**What the task requires:** Leave out the pictures and return every entry exactly as it appears.

**Dataset entries:**
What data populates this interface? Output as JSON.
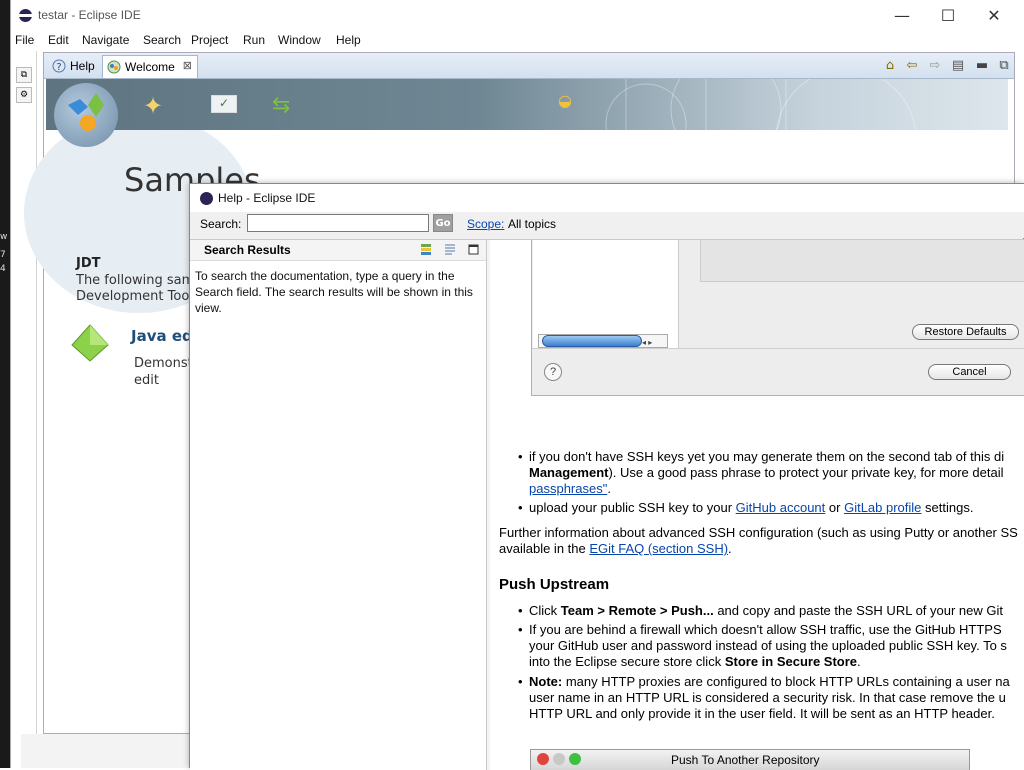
{
  "app": {
    "title": "testar - Eclipse IDE",
    "window_controls": {
      "minimize": "—",
      "maximize": "☐",
      "close": "✕"
    }
  },
  "desktop_strip": {
    "chars": [
      "w",
      "7",
      "4"
    ]
  },
  "menu": {
    "items": [
      "File",
      "Edit",
      "Navigate",
      "Search",
      "Project",
      "Run",
      "Window",
      "Help"
    ]
  },
  "tabs": [
    {
      "label": "Help",
      "icon": "help-icon",
      "active": false
    },
    {
      "label": "Welcome",
      "icon": "welcome-icon",
      "active": true,
      "close": "⊠"
    }
  ],
  "welcome": {
    "page_title": "Samples",
    "section_heading": "JDT",
    "section_desc": "The following sam Development Too",
    "sample_title": "Java ed",
    "sample_desc": "Demonst text edit"
  },
  "help_dialog": {
    "title": "Help - Eclipse IDE",
    "search_label": "Search:",
    "search_value": "",
    "go_label": "Go",
    "scope_link": "Scope:",
    "scope_value": "All topics",
    "results": {
      "title": "Search Results",
      "text": "To search the documentation, type a query in the Search field. The search results will be shown in this view."
    },
    "content": {
      "screenshot1": {
        "restore_defaults": "Restore Defaults",
        "cancel": "Cancel",
        "help_glyph": "?",
        "scroll_arrows": "◂ ▸"
      },
      "bullet1": {
        "pre": "if you don't have SSH keys yet you may generate them on the second tab of this di",
        "bold": "Management",
        "mid": "). Use a good pass phrase to protect your private key, for more detail",
        "link": "passphrases\"",
        "post": "."
      },
      "bullet2": {
        "pre": "upload your public SSH key to your ",
        "link1": "GitHub account",
        "mid": " or ",
        "link2": "GitLab profile",
        "post": " settings."
      },
      "further": {
        "pre": "Further information about advanced SSH configuration (such as using Putty or another SS available in the ",
        "link": "EGit FAQ (section SSH)",
        "post": "."
      },
      "heading_push": "Push Upstream",
      "bullet3": {
        "pre": "Click ",
        "bold": "Team > Remote > Push...",
        "post": " and copy and paste the SSH URL of your new Git"
      },
      "bullet4": {
        "pre": "If you are behind a firewall which doesn't allow SSH traffic, use the GitHub HTTPS your GitHub user and password instead of using the uploaded public SSH key. To s into the Eclipse secure store click ",
        "bold": "Store in Secure Store",
        "post": "."
      },
      "bullet5": {
        "bold": "Note:",
        "post": " many HTTP proxies are configured to block HTTP URLs containing a user na user name in an HTTP URL is considered a security risk. In that case remove the u HTTP URL and only provide it in the user field. It will be sent as an HTTP header."
      },
      "screenshot2_title": "Push To Another Repository"
    }
  },
  "colors": {
    "link": "#0645ad",
    "banner": "#5e7480",
    "sample_title": "#1f4e79"
  }
}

**Task response:**
What data populates this interface? Output as JSON.
{
  "app": {
    "title": "testar - Eclipse IDE",
    "window_controls": {
      "minimize": "—",
      "maximize": "☐",
      "close": "✕"
    }
  },
  "desktop_strip": {
    "chars": [
      "w",
      "7",
      "4"
    ]
  },
  "menu": {
    "items": [
      "File",
      "Edit",
      "Navigate",
      "Search",
      "Project",
      "Run",
      "Window",
      "Help"
    ]
  },
  "tabs": [
    {
      "label": "Help",
      "icon": "help-icon",
      "active": false
    },
    {
      "label": "Welcome",
      "icon": "welcome-icon",
      "active": true,
      "close": "⊠"
    }
  ],
  "welcome": {
    "page_title": "Samples",
    "section_heading": "JDT",
    "section_desc": "The following sam Development Too",
    "sample_title": "Java ed",
    "sample_desc": "Demonst text edit"
  },
  "help_dialog": {
    "title": "Help - Eclipse IDE",
    "search_label": "Search:",
    "search_value": "",
    "go_label": "Go",
    "scope_link": "Scope:",
    "scope_value": "All topics",
    "results": {
      "title": "Search Results",
      "text": "To search the documentation, type a query in the Search field. The search results will be shown in this view."
    },
    "content": {
      "screenshot1": {
        "restore_defaults": "Restore Defaults",
        "cancel": "Cancel",
        "help_glyph": "?",
        "scroll_arrows": "◂ ▸"
      },
      "bullet1": {
        "pre": "if you don't have SSH keys yet you may generate them on the second tab of this di",
        "bold": "Management",
        "mid": "). Use a good pass phrase to protect your private key, for more detail",
        "link": "passphrases\"",
        "post": "."
      },
      "bullet2": {
        "pre": "upload your public SSH key to your ",
        "link1": "GitHub account",
        "mid": " or ",
        "link2": "GitLab profile",
        "post": " settings."
      },
      "further": {
        "pre": "Further information about advanced SSH configuration (such as using Putty or another SS available in the ",
        "link": "EGit FAQ (section SSH)",
        "post": "."
      },
      "heading_push": "Push Upstream",
      "bullet3": {
        "pre": "Click ",
        "bold": "Team > Remote > Push...",
        "post": " and copy and paste the SSH URL of your new Git"
      },
      "bullet4": {
        "pre": "If you are behind a firewall which doesn't allow SSH traffic, use the GitHub HTTPS your GitHub user and password instead of using the uploaded public SSH key. To s into the Eclipse secure store click ",
        "bold": "Store in Secure Store",
        "post": "."
      },
      "bullet5": {
        "bold": "Note:",
        "post": " many HTTP proxies are configured to block HTTP URLs containing a user na user name in an HTTP URL is considered a security risk. In that case remove the u HTTP URL and only provide it in the user field. It will be sent as an HTTP header."
      },
      "screenshot2_title": "Push To Another Repository"
    }
  },
  "colors": {
    "link": "#0645ad",
    "banner": "#5e7480",
    "sample_title": "#1f4e79"
  }
}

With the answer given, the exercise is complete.